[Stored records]
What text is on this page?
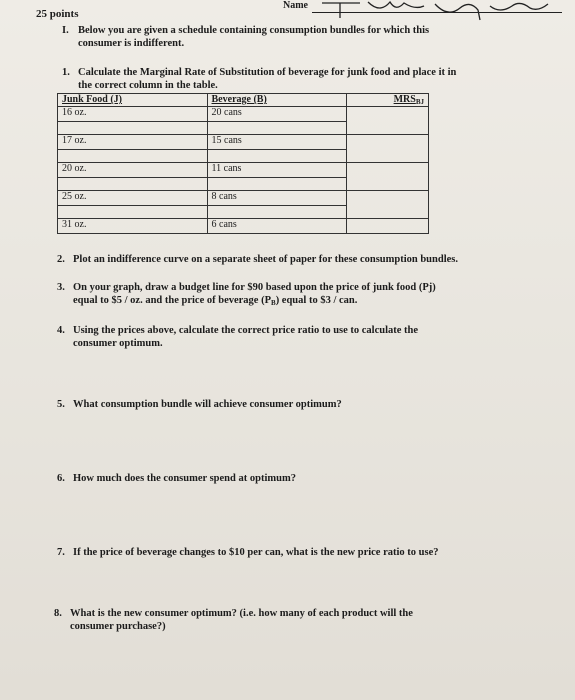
25 points
Name
I. Below you are given a schedule containing consumption bundles for which this
consumer is indifferent.
1. Calculate the Marginal Rate of Substitution of beverage for junk food and place it in
the correct column in the table.
Junk Food (J)	Beverage (B)	$MRS_{BJ}$
16 oz.	20 cans	

17 oz.	15 cans	

20 oz.	11 cans	

25 oz.	8 cans	

31 oz.	6 cans	
2. Plot an indifference curve on a separate sheet of paper for these consumption bundles.
3. On your graph, draw a budget line for $90 based upon the price of junk food (Pj)
equal to $5 / oz. and the price of beverage $(P_B)$ equal to $3 / can.
4. Using the prices above, calculate the correct price ratio to use to calculate the
consumer optimum.
5. What consumption bundle will achieve consumer optimum?
6. How much does the consumer spend at optimum?
7. If the price of beverage changes to $10 per can, what is the new price ratio to use?
8. What is the new consumer optimum? (i.e. how many of each product will the
consumer purchase?)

▶ [Task requirements] Pictures in the records above should not be copied. Repeat everything else exactly.

▶ [The output]
What text is on this page?
25 points
Name
I. Below you are given a schedule containing consumption bundles for which this
consumer is indifferent.
1. Calculate the Marginal Rate of Substitution of beverage for junk food and place it in
the correct column in the table.
Junk Food (J)	Beverage (B)	$MRS_{BJ}$
16 oz.	20 cans	

17 oz.	15 cans	

20 oz.	11 cans	

25 oz.	8 cans	

31 oz.	6 cans	
2. Plot an indifference curve on a separate sheet of paper for these consumption bundles.
3. On your graph, draw a budget line for $90 based upon the price of junk food (Pj)
equal to $5 / oz. and the price of beverage $(P_B)$ equal to $3 / can.
4. Using the prices above, calculate the correct price ratio to use to calculate the
consumer optimum.
5. What consumption bundle will achieve consumer optimum?
6. How much does the consumer spend at optimum?
7. If the price of beverage changes to $10 per can, what is the new price ratio to use?
8. What is the new consumer optimum? (i.e. how many of each product will the
consumer purchase?)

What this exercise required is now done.